[Written exercise]: Go through the data and copy every line exactly, but not the images.
BEGIN
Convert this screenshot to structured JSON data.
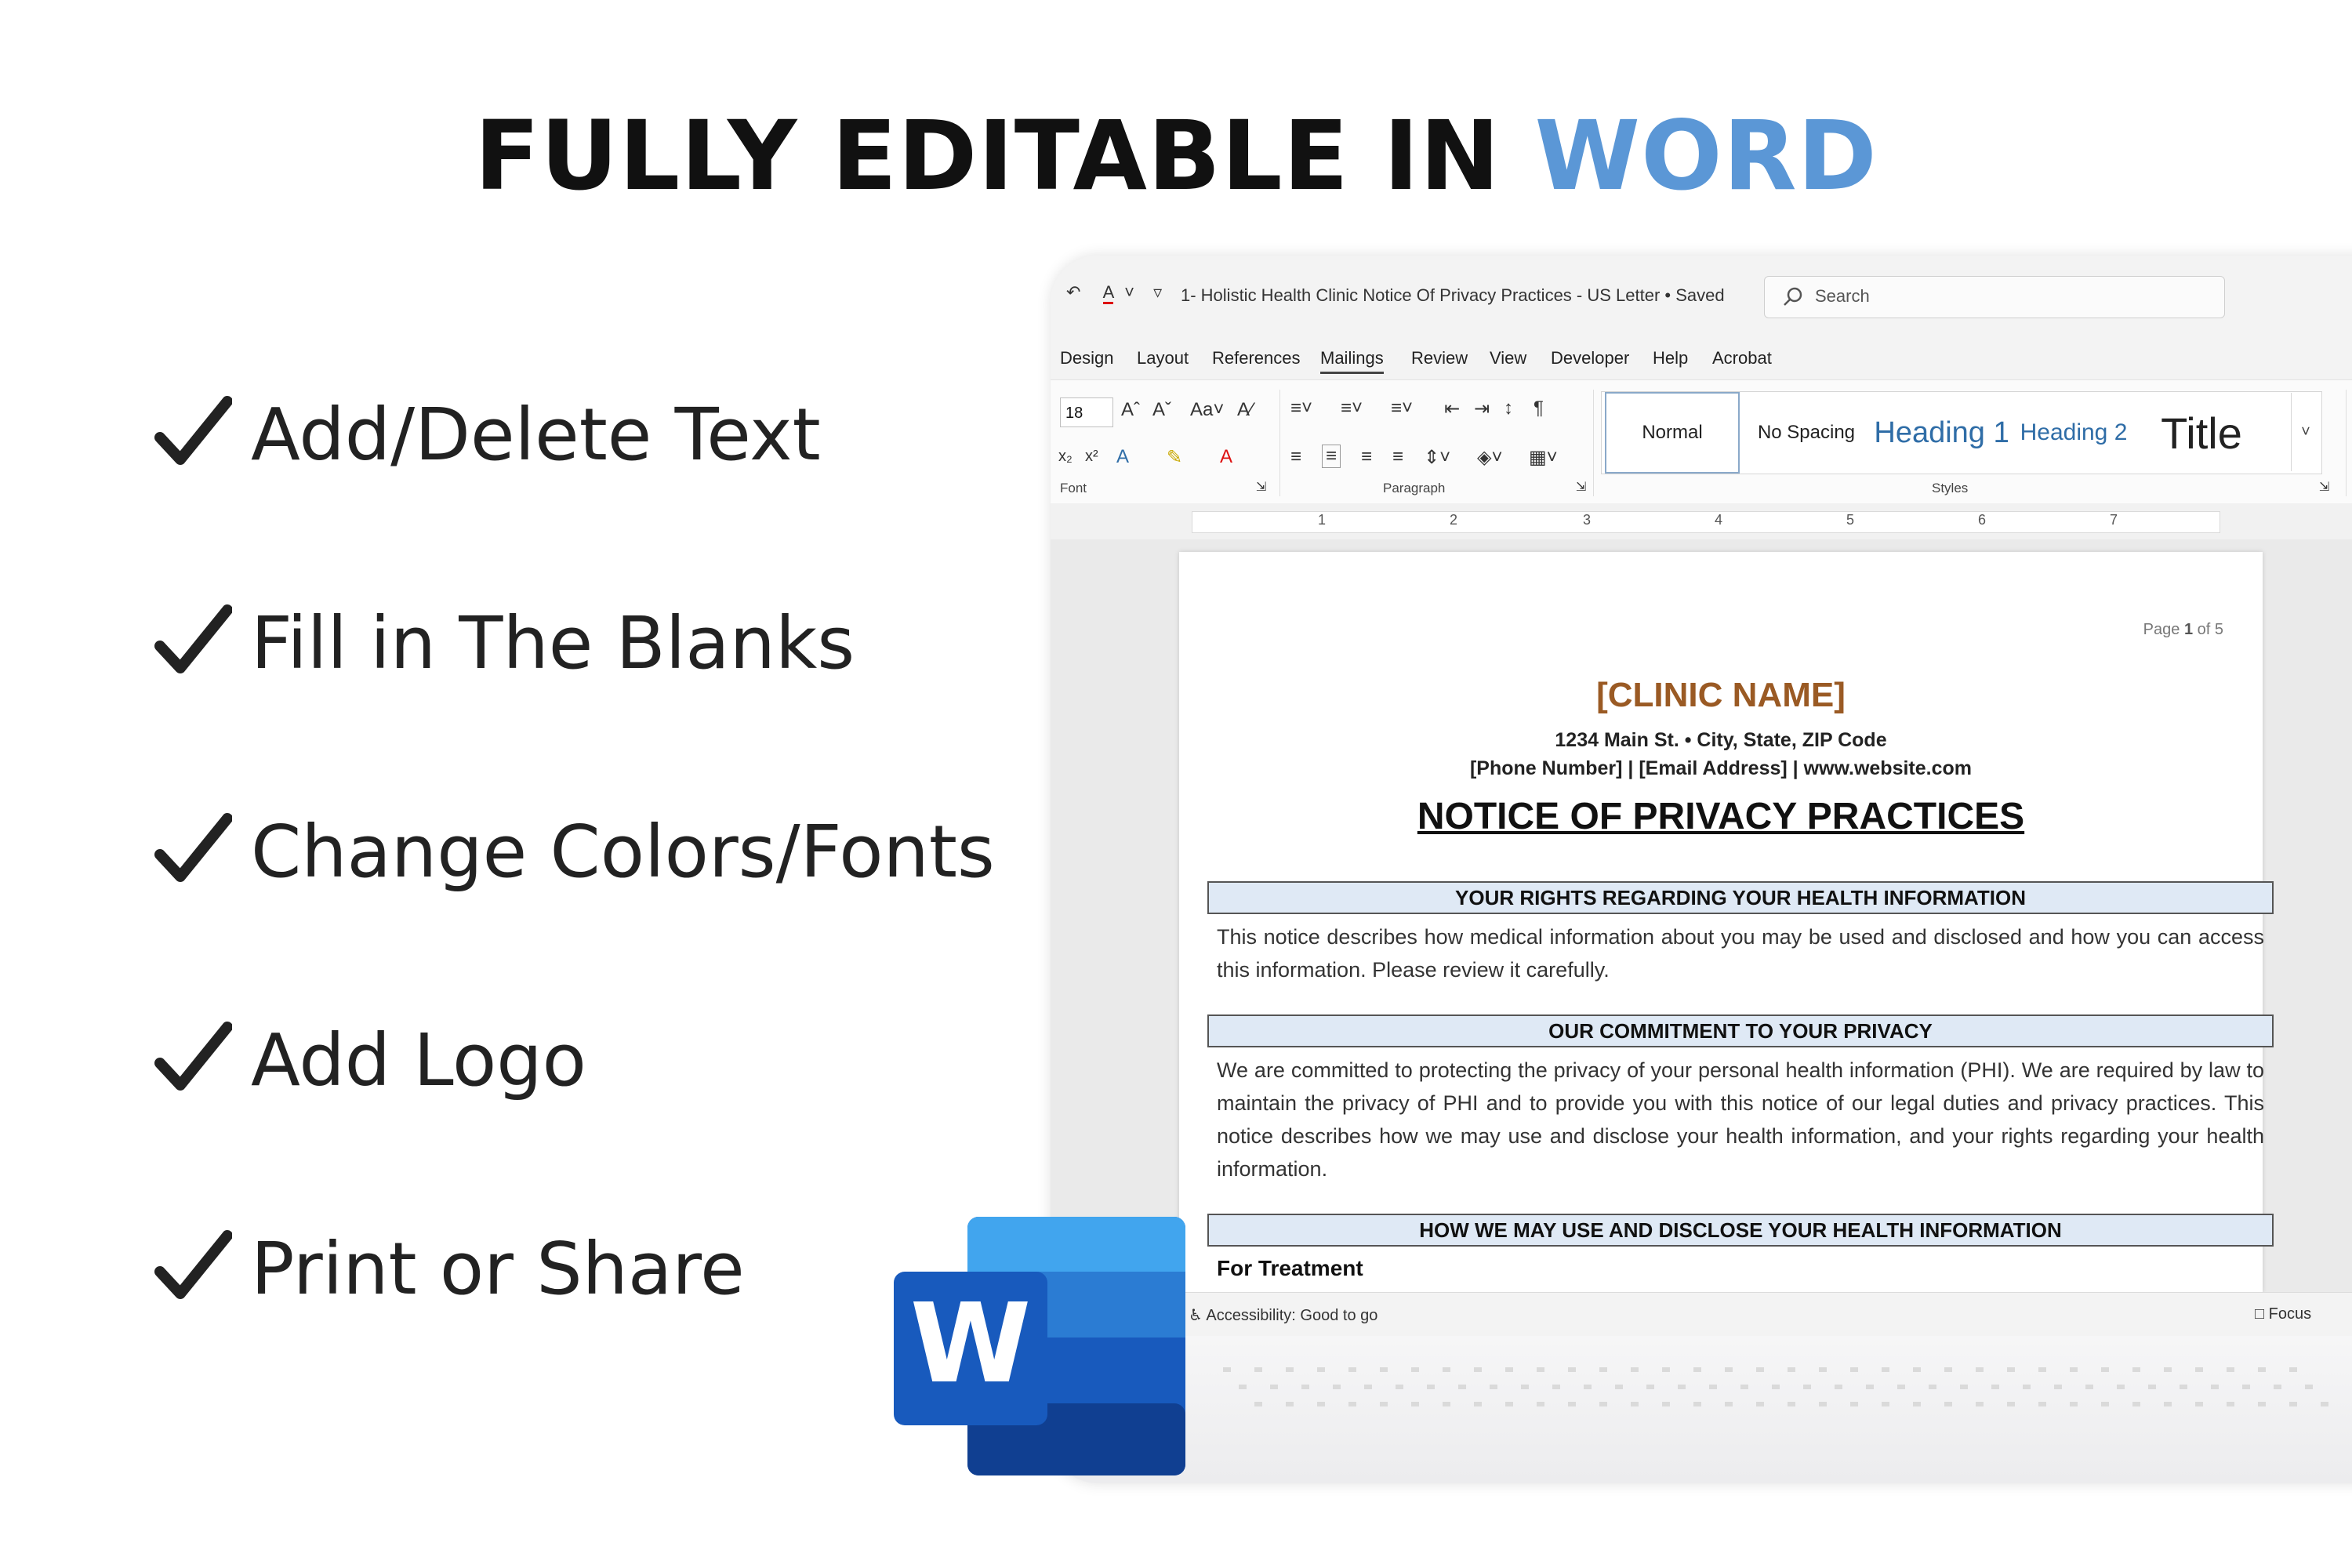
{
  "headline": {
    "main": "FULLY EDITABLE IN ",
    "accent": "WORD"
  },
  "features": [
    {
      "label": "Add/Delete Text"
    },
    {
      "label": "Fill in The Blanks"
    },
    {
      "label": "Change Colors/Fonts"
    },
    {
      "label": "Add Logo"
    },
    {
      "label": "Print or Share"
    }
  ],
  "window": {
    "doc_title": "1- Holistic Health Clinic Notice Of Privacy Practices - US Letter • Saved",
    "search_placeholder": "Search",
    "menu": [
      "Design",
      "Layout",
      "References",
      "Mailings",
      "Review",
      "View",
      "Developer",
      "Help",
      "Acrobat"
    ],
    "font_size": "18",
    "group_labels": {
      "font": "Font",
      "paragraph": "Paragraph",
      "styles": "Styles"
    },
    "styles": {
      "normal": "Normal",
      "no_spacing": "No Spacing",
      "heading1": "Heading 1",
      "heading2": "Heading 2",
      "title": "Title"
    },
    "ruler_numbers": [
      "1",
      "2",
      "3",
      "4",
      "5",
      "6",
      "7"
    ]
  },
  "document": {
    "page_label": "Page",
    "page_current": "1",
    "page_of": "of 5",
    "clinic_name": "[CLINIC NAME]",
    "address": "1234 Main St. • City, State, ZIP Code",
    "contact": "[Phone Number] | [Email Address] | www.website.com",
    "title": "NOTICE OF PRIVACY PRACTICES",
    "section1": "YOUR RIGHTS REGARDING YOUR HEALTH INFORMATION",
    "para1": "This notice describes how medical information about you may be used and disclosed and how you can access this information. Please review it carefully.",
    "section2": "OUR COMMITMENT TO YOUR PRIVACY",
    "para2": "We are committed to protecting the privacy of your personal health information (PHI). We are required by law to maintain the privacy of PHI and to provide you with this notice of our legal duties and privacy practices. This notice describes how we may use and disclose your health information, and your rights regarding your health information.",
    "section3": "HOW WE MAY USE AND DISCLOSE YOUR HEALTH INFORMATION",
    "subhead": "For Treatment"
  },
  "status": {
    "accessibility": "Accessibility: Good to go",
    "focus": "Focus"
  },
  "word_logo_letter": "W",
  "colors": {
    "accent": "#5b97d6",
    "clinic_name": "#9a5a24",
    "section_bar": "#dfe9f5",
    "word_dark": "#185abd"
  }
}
END
[Output for this task]:
Convert this screenshot to structured JSON data.
{
  "headline": {
    "main": "FULLY EDITABLE IN ",
    "accent": "WORD"
  },
  "features": [
    {
      "label": "Add/Delete Text"
    },
    {
      "label": "Fill in The Blanks"
    },
    {
      "label": "Change Colors/Fonts"
    },
    {
      "label": "Add Logo"
    },
    {
      "label": "Print or Share"
    }
  ],
  "window": {
    "doc_title": "1- Holistic Health Clinic Notice Of Privacy Practices - US Letter • Saved",
    "search_placeholder": "Search",
    "menu": [
      "Design",
      "Layout",
      "References",
      "Mailings",
      "Review",
      "View",
      "Developer",
      "Help",
      "Acrobat"
    ],
    "font_size": "18",
    "group_labels": {
      "font": "Font",
      "paragraph": "Paragraph",
      "styles": "Styles"
    },
    "styles": {
      "normal": "Normal",
      "no_spacing": "No Spacing",
      "heading1": "Heading 1",
      "heading2": "Heading 2",
      "title": "Title"
    },
    "ruler_numbers": [
      "1",
      "2",
      "3",
      "4",
      "5",
      "6",
      "7"
    ]
  },
  "document": {
    "page_label": "Page",
    "page_current": "1",
    "page_of": "of 5",
    "clinic_name": "[CLINIC NAME]",
    "address": "1234 Main St. • City, State, ZIP Code",
    "contact": "[Phone Number] | [Email Address] | www.website.com",
    "title": "NOTICE OF PRIVACY PRACTICES",
    "section1": "YOUR RIGHTS REGARDING YOUR HEALTH INFORMATION",
    "para1": "This notice describes how medical information about you may be used and disclosed and how you can access this information. Please review it carefully.",
    "section2": "OUR COMMITMENT TO YOUR PRIVACY",
    "para2": "We are committed to protecting the privacy of your personal health information (PHI). We are required by law to maintain the privacy of PHI and to provide you with this notice of our legal duties and privacy practices. This notice describes how we may use and disclose your health information, and your rights regarding your health information.",
    "section3": "HOW WE MAY USE AND DISCLOSE YOUR HEALTH INFORMATION",
    "subhead": "For Treatment"
  },
  "status": {
    "accessibility": "Accessibility: Good to go",
    "focus": "Focus"
  },
  "word_logo_letter": "W",
  "colors": {
    "accent": "#5b97d6",
    "clinic_name": "#9a5a24",
    "section_bar": "#dfe9f5",
    "word_dark": "#185abd"
  }
}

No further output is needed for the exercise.